- **What is expected**
Keep only the lines below that contain the string "fitted" and copy each of them in full.

- **Recorded data**

━━━━

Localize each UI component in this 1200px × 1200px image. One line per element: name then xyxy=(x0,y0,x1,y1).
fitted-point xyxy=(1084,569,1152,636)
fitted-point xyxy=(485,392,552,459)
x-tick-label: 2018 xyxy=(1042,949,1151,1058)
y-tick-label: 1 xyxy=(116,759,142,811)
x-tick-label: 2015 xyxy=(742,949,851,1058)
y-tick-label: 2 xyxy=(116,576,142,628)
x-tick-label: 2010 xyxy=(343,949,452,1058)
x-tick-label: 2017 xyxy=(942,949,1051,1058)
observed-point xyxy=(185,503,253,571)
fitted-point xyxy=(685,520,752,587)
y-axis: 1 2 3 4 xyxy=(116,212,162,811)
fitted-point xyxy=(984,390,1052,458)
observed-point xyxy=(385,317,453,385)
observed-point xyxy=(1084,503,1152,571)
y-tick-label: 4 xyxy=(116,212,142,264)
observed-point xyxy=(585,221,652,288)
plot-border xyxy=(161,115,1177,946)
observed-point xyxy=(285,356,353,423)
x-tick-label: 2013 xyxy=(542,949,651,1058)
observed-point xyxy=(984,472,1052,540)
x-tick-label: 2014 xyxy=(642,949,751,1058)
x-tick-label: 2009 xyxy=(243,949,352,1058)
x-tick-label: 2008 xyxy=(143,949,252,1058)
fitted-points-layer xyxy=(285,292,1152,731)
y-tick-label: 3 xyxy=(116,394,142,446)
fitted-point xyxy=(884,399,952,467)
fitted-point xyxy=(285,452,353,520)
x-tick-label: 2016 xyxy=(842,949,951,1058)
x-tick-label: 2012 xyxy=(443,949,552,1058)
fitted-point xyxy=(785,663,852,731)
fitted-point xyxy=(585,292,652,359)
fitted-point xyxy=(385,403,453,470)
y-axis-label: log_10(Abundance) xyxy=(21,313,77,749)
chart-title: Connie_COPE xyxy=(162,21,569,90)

━━━━

- **Answer**
fitted-point xyxy=(1084,569,1152,636)
fitted-point xyxy=(485,392,552,459)
fitted-point xyxy=(685,520,752,587)
fitted-point xyxy=(984,390,1052,458)
fitted-points-layer xyxy=(285,292,1152,731)
fitted-point xyxy=(884,399,952,467)
fitted-point xyxy=(285,452,353,520)
fitted-point xyxy=(785,663,852,731)
fitted-point xyxy=(585,292,652,359)
fitted-point xyxy=(385,403,453,470)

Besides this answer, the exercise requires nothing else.